■ Given request ■
Report every line below that holds the word "Antonio".

■ Task input ■
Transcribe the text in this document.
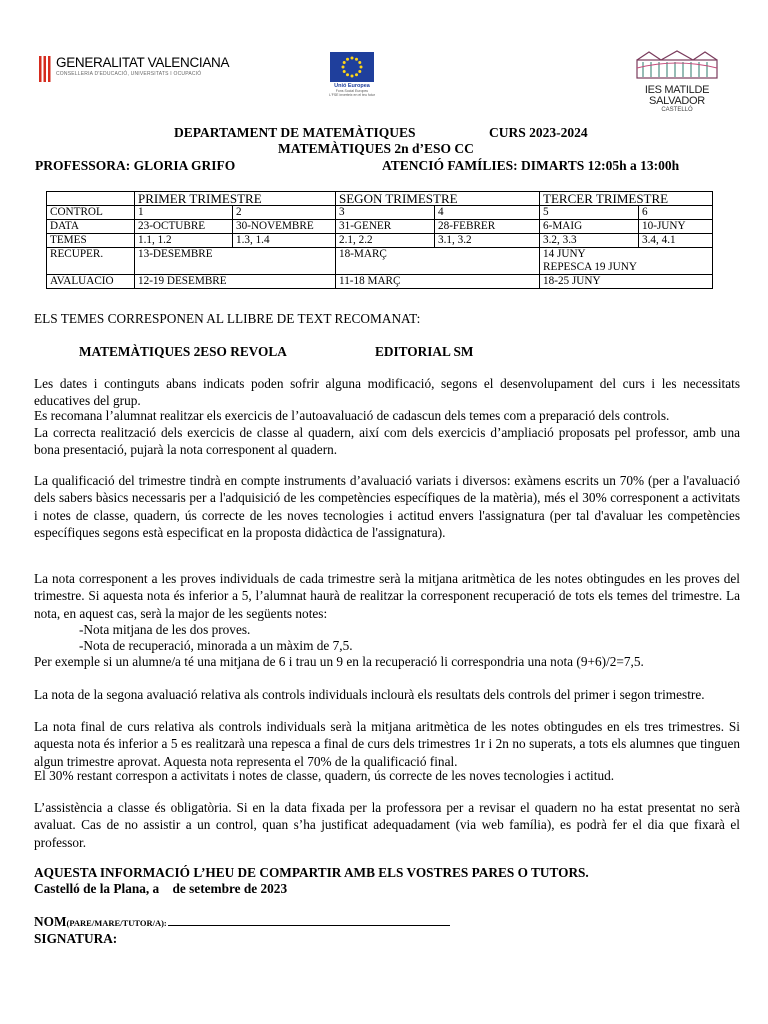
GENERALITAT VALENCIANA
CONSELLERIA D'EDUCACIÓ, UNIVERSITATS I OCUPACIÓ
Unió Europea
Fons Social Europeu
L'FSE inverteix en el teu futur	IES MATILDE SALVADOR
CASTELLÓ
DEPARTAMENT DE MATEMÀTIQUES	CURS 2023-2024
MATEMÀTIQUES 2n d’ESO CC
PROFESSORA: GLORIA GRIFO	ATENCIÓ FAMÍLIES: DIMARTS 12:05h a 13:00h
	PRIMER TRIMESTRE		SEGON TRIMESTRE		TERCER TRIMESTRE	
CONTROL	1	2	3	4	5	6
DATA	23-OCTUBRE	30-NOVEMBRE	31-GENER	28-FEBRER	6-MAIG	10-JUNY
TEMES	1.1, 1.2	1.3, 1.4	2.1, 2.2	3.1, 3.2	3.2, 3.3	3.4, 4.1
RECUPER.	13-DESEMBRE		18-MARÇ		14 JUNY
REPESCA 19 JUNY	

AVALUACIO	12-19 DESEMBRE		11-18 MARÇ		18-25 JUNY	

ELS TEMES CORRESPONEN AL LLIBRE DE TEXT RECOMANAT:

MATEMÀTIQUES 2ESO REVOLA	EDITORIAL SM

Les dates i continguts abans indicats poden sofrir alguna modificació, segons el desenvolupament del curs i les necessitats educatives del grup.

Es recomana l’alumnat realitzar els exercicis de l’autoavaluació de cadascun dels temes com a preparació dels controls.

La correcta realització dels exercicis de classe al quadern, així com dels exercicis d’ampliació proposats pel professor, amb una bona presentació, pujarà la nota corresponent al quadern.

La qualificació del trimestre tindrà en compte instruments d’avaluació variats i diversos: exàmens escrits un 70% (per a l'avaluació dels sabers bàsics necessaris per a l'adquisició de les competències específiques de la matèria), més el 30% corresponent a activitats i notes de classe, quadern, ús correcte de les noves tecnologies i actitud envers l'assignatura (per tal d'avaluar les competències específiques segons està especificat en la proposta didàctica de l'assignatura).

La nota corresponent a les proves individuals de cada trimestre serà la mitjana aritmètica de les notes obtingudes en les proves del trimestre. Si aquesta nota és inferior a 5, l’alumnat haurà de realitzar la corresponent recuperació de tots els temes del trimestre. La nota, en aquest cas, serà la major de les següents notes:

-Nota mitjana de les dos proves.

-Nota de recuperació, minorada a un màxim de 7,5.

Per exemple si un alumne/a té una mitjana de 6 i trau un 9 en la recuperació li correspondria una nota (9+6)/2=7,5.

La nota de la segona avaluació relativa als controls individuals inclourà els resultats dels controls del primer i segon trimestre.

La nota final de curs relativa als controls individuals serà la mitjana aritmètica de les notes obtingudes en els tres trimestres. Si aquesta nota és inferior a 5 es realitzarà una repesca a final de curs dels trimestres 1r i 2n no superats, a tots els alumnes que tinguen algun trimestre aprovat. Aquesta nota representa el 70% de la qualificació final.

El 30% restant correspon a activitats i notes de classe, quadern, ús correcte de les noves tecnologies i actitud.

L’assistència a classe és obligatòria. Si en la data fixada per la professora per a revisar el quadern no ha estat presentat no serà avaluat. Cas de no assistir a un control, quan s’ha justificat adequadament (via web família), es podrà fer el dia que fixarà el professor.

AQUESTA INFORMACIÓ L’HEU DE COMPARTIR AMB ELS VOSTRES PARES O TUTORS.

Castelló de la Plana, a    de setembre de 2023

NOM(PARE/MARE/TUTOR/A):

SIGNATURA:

---

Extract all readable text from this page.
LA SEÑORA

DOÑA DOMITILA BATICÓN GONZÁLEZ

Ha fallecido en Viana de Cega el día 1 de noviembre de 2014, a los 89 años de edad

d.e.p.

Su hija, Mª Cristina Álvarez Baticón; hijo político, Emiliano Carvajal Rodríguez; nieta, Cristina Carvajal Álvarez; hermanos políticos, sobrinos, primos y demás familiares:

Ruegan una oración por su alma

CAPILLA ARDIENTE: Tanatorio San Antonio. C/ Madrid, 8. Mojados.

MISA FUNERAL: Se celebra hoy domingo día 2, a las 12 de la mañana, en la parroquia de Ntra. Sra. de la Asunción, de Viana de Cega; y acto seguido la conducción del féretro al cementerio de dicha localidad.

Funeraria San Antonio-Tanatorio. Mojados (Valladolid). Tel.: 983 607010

...

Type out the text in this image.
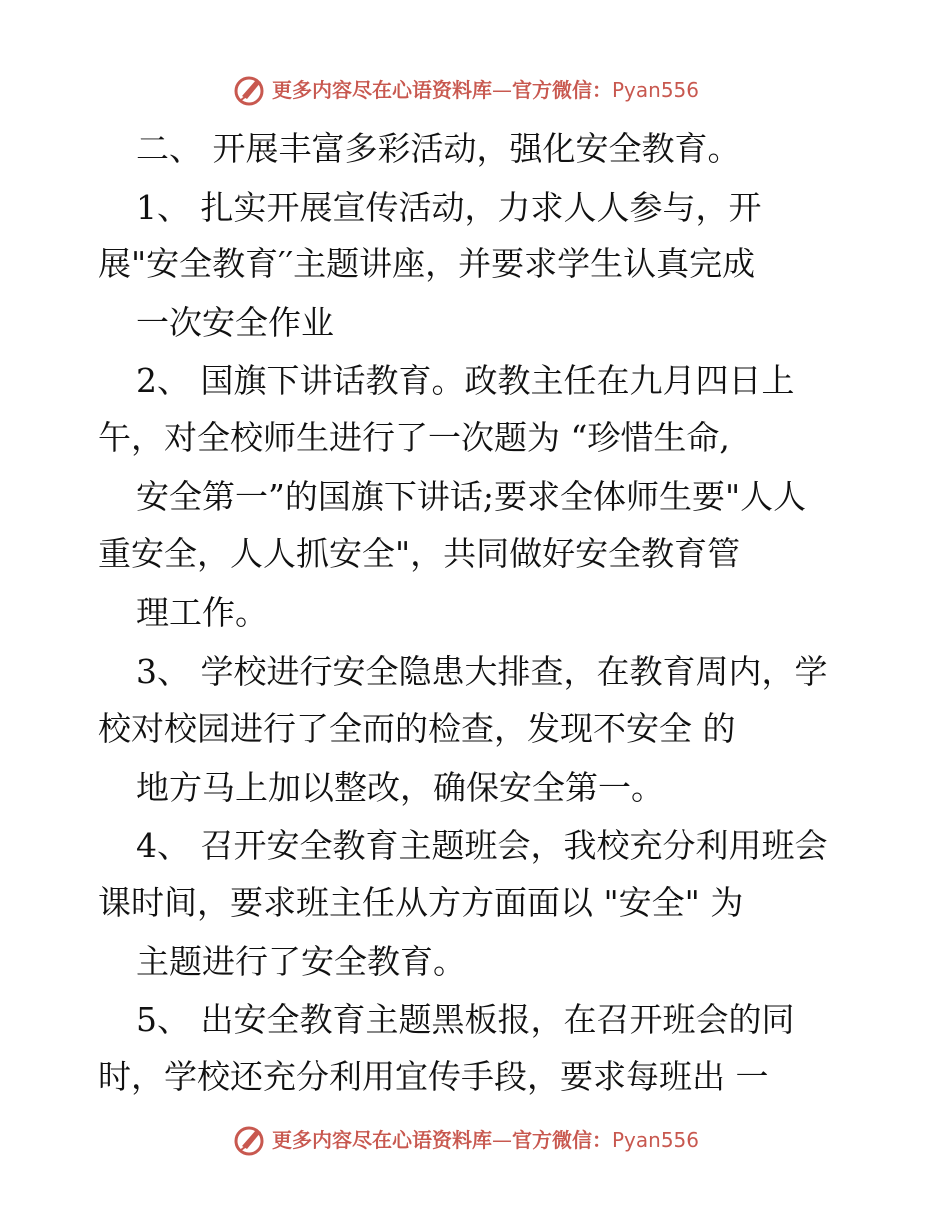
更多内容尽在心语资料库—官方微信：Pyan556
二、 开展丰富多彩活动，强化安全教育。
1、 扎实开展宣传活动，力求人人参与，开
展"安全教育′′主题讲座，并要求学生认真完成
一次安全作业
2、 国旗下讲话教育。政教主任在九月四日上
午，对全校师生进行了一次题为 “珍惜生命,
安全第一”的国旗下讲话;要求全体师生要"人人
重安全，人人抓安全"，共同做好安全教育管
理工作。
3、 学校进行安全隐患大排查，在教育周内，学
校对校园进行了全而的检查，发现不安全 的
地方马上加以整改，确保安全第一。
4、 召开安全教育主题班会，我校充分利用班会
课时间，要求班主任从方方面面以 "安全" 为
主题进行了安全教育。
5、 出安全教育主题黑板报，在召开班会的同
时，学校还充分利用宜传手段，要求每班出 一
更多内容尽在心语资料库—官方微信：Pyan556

■ Output for this task ■
CAPILLA ARDIENTE: Tanatorio San Antonio. C/ Madrid, 8. Mojados.
Funeraria San Antonio-Tanatorio. Mojados (Valladolid). Tel.: 983 607010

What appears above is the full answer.